• Metin bölümü:
Peki bu krize kurumsal iktisat ve yönetim performansı açısından nasıl yaklaşılabilir. Hangi dersler çıkarılabilir? Ayrıca, 2018’de Türkiye’nin başkanlık sistemine geçmesinin bu süreçteki etkileri nelerdir?
Kurumsal İktisat: Kurumsal iktisat, kurumların ekonomik analizdeki rolünü ve etkilerini inceleyen bir alan olarak son yıllarda giderek önem kazanan bir alandır. Bu disiplin, sadece ekonomik teorilerle sınırlı kalmayıp hukuk, organizasyon teorisi, siyaset bilimi ve sosyoloji gibi farklı alanlarla etkileşim halindedir.
Kurumlar, bireyler arasındaki etkileşimin niteliğini şekillendiren ve sınırlarını çizen, yaptırım gücü olan kurallar bütünü olarak tanımlanır. Kuruluşlar ise bu kurallar çerçevesinde faaliyet gösteren organizasyonlardır. Kurumlar ekonomik gelişmenin temel taşıdır ve ekonomik performansı doğrudan etkiler.
Kurumlar ve Ekonomik Performans: Piyasa dışındaki sosyal ve siyasal faktörlerin ekonomik performansı doğrudan etkilemektedir. Özellikle kurumsal yapısı henüz oturmamış gelişmekte olan ülkelerde bu konunun daha da önemlidir. Kurumsal yapıdaki iyileşmelerin ekonomik büyümeyi de beraberinde getirmektedir. Türkiye’nin 1980 sonrası ve 2002-2013 dönemindeki kurumsal yapısındaki değişimlerin ekonomik sonuçları buna örnek olarak gösterilebilir.

• Yapılacak iş: Kurumsal iktisat ve ekonomik performans konulu metni son cümlesinin ardından sürdürün. Kayıtlar başka bir kaynaktan alınmıştır.

• Kayıt alıntıları:
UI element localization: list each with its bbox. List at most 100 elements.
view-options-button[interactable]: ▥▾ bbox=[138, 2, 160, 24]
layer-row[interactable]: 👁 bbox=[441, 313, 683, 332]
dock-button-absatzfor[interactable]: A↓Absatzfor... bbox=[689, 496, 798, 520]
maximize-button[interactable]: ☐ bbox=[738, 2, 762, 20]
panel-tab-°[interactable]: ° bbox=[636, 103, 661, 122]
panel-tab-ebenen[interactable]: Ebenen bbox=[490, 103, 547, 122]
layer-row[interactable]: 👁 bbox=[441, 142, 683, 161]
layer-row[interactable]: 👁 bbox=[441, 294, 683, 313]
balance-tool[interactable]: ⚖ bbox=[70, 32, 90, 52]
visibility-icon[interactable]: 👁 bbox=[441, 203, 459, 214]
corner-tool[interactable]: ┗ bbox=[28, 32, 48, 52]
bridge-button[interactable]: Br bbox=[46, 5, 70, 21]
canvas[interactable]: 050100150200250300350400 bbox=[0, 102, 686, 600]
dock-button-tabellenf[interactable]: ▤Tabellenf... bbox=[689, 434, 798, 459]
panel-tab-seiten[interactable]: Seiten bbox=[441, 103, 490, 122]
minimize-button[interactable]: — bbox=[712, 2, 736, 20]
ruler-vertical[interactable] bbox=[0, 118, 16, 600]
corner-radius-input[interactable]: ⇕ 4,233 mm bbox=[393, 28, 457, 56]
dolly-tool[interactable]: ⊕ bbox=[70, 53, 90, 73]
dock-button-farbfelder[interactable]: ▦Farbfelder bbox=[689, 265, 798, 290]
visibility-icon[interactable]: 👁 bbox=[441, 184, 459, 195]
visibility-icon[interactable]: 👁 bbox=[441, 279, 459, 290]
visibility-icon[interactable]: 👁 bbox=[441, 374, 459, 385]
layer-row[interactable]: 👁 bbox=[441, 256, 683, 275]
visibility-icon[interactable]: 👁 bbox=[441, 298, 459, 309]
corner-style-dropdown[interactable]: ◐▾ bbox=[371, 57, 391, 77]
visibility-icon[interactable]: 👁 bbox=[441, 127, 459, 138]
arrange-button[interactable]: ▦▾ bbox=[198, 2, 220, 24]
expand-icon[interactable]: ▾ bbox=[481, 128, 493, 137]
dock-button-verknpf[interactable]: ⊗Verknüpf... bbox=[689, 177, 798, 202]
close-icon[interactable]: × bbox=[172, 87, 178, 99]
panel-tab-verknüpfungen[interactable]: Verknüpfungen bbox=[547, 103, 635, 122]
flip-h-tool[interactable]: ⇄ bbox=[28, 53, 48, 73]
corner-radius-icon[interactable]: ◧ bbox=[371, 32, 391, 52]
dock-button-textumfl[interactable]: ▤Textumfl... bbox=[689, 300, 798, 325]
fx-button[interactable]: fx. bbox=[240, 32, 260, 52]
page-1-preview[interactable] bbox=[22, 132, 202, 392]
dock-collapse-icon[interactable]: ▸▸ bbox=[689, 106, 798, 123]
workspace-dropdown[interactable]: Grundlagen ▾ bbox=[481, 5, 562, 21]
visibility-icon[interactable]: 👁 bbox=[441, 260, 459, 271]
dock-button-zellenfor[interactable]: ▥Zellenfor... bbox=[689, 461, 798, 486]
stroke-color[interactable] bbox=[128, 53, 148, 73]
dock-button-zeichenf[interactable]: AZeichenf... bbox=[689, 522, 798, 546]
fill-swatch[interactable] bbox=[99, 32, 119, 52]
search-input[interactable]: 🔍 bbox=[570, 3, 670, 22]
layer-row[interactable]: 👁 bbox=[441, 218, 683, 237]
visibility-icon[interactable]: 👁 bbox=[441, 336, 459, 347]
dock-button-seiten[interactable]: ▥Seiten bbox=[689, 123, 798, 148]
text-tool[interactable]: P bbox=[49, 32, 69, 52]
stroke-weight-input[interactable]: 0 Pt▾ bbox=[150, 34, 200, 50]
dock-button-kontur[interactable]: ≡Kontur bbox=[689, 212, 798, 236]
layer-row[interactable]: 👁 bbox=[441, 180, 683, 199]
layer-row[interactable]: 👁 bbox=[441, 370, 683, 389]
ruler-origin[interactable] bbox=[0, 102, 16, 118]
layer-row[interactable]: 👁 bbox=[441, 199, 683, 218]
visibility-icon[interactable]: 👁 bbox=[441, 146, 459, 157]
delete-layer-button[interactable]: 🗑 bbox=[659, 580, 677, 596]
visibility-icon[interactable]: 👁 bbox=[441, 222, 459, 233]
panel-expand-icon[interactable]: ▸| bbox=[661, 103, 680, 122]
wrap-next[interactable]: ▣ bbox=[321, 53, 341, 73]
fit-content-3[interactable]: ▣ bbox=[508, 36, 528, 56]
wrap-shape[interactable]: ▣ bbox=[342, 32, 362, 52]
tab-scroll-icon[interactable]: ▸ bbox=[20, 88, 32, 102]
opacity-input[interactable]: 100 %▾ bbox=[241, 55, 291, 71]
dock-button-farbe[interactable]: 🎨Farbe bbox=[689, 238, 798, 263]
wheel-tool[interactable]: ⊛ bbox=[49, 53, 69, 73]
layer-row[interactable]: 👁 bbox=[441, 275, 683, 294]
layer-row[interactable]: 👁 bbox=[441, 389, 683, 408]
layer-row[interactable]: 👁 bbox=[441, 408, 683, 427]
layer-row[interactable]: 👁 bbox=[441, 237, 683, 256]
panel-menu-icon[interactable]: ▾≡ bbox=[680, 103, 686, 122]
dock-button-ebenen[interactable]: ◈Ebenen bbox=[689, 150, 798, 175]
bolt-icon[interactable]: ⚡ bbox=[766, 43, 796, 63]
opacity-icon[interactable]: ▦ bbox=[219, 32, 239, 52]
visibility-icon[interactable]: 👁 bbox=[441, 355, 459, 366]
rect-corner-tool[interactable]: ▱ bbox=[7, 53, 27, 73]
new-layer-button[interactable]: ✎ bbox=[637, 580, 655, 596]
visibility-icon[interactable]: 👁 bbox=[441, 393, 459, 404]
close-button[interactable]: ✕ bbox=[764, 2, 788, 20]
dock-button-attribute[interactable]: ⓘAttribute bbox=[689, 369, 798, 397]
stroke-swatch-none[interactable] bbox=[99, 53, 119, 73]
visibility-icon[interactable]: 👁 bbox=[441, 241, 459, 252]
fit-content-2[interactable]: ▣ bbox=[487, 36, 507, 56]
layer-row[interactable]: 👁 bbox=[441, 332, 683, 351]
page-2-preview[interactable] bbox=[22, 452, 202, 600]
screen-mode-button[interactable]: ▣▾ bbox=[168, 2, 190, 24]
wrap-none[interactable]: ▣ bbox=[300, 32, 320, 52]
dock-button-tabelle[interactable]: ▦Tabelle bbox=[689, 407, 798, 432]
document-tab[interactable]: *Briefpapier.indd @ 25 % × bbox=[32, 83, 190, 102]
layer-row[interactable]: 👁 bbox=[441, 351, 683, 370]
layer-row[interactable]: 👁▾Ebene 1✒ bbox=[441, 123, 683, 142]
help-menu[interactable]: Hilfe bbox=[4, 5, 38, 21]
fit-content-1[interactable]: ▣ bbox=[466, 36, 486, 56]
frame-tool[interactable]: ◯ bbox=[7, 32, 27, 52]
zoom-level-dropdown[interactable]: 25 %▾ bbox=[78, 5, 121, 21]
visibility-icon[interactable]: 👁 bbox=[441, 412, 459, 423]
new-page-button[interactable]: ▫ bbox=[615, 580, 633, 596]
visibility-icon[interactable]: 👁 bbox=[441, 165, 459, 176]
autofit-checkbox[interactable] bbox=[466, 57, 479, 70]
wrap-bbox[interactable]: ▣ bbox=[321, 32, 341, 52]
==
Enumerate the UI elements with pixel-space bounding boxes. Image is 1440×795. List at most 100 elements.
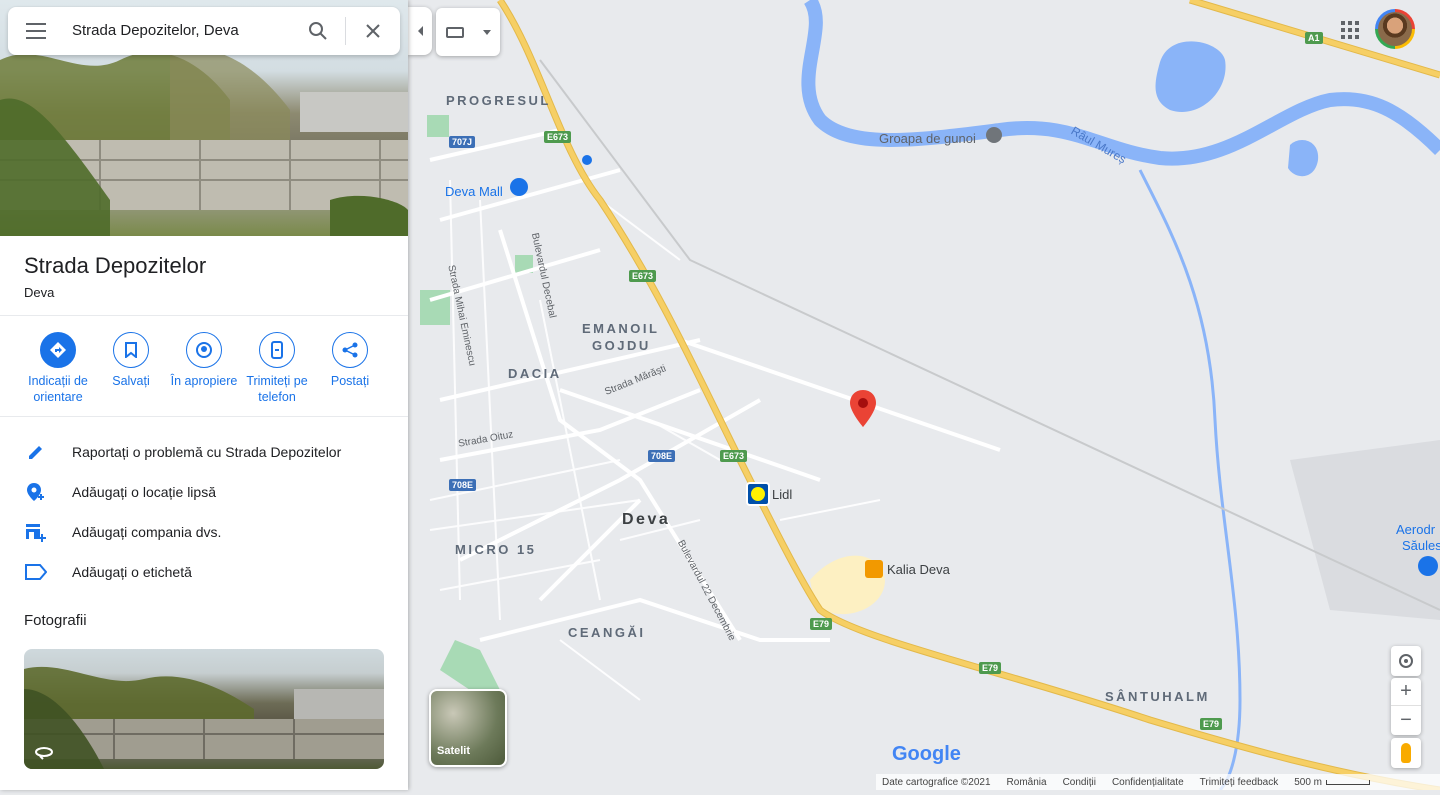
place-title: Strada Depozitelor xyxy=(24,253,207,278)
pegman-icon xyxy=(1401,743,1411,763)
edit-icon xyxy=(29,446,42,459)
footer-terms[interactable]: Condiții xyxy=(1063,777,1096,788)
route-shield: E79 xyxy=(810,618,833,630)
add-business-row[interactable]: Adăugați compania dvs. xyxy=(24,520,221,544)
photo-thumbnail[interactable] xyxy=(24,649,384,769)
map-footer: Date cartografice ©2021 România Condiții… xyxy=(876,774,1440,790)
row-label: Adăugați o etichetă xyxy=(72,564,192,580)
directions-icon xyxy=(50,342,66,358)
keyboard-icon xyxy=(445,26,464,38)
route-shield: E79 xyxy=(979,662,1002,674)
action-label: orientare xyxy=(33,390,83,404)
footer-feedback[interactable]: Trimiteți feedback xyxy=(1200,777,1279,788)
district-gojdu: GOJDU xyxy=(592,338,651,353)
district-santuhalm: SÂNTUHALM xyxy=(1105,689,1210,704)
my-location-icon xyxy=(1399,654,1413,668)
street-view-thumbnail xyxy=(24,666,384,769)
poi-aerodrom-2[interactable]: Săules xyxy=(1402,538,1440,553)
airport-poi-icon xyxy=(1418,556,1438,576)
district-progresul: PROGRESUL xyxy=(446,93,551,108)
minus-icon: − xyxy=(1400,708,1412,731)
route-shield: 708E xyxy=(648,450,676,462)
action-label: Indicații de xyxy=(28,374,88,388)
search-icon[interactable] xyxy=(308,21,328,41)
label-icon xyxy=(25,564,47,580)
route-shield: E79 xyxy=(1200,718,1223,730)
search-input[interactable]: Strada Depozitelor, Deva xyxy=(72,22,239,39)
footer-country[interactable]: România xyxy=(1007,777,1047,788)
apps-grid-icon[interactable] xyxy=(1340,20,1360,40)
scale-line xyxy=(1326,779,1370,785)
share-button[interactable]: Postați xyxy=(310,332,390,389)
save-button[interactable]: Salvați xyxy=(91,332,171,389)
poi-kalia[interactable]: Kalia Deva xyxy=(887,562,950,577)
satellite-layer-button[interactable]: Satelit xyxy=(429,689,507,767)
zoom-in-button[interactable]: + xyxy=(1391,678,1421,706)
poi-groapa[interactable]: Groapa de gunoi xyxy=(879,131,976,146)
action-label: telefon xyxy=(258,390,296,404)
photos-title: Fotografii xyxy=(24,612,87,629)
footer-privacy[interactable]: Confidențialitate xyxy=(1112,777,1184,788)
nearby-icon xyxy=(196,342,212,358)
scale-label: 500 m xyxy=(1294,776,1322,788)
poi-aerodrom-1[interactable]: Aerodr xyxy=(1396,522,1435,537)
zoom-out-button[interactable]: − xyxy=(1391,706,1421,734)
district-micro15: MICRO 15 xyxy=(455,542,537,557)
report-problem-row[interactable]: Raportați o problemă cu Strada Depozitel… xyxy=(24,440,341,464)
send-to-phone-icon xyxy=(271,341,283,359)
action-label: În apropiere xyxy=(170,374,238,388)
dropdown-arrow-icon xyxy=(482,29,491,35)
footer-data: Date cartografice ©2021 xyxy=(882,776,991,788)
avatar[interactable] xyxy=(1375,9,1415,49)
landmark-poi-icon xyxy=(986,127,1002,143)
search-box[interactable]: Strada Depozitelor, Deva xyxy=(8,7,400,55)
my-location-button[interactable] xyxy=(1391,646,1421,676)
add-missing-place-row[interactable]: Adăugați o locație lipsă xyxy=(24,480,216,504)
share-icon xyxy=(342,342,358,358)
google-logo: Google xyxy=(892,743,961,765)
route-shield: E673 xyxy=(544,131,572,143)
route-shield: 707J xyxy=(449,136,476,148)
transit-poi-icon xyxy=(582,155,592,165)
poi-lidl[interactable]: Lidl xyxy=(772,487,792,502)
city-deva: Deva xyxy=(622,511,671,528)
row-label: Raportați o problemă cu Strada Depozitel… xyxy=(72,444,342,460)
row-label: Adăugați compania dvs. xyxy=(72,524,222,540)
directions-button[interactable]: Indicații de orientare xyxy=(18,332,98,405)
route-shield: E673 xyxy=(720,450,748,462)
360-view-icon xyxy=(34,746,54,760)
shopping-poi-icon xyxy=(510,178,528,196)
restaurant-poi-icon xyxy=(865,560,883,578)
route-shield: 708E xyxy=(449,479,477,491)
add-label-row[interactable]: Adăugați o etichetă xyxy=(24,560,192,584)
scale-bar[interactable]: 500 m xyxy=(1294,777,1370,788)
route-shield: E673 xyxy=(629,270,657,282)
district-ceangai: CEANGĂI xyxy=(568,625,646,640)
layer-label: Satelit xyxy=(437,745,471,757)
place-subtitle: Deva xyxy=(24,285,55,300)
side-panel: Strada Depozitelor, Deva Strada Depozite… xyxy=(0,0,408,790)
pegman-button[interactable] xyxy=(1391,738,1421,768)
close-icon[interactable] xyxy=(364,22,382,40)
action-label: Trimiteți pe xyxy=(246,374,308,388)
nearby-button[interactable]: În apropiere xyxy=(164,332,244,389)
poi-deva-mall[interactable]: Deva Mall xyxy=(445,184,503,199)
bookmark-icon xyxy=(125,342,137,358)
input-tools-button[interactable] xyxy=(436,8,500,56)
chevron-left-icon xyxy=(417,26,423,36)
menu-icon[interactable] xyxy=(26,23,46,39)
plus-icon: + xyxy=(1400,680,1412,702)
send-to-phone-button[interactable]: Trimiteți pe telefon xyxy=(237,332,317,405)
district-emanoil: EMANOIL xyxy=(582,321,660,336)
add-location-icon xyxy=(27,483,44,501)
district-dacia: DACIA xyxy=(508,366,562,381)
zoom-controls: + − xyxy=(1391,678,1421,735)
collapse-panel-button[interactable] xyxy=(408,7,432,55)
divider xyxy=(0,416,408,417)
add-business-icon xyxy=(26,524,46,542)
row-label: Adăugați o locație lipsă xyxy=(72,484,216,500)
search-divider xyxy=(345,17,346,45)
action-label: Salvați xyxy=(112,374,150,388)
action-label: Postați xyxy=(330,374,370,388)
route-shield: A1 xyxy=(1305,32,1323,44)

• Problemin cevabı:
Kurumsal Yapı ve Krizler: Ekonomik krizler üzerinde kötü kurumsal performansın etkisi büyüktür. Bu nedenle krizleri meydana getiren yönetsel ve kurumsal sorunların doğru tespit edilmesiyle kurumsal iyileşmelerin sağlanabilir. Türkiye’deki krizlerin genellikle makroekonomik kırılganlıklara dayanmaktadır. Ancak siyasi istikrarsızlığın da bir o kadar önemli bir etkendir. Bu noktada, ekonomi yönetiminin siyasallaşmaması ve merkez bankası bağımsızlığı ortaya çıkmaktadır. Yani ekonomik hedeflerin ve amaçların neler olduğu siyasal hükümetler tarafından belirlenebilir. Örneğin ekonomik istikrar, düşük enflasyon, faiz oranlarının düşmesi gibi pek çok amaç siyasal iktidar tarafından belirlenmiş olabilir. Ancak bu hedeflere nasıl ulaşılacağı konusunda özellikle merkez bankalarının araç bağımsızlığı sağlanmalıdır.
“Merkez Bankasının uygulayacağı politika faizi kaç olmalıdır?” Sorusu Nasıl Yanıtlanmalıdır?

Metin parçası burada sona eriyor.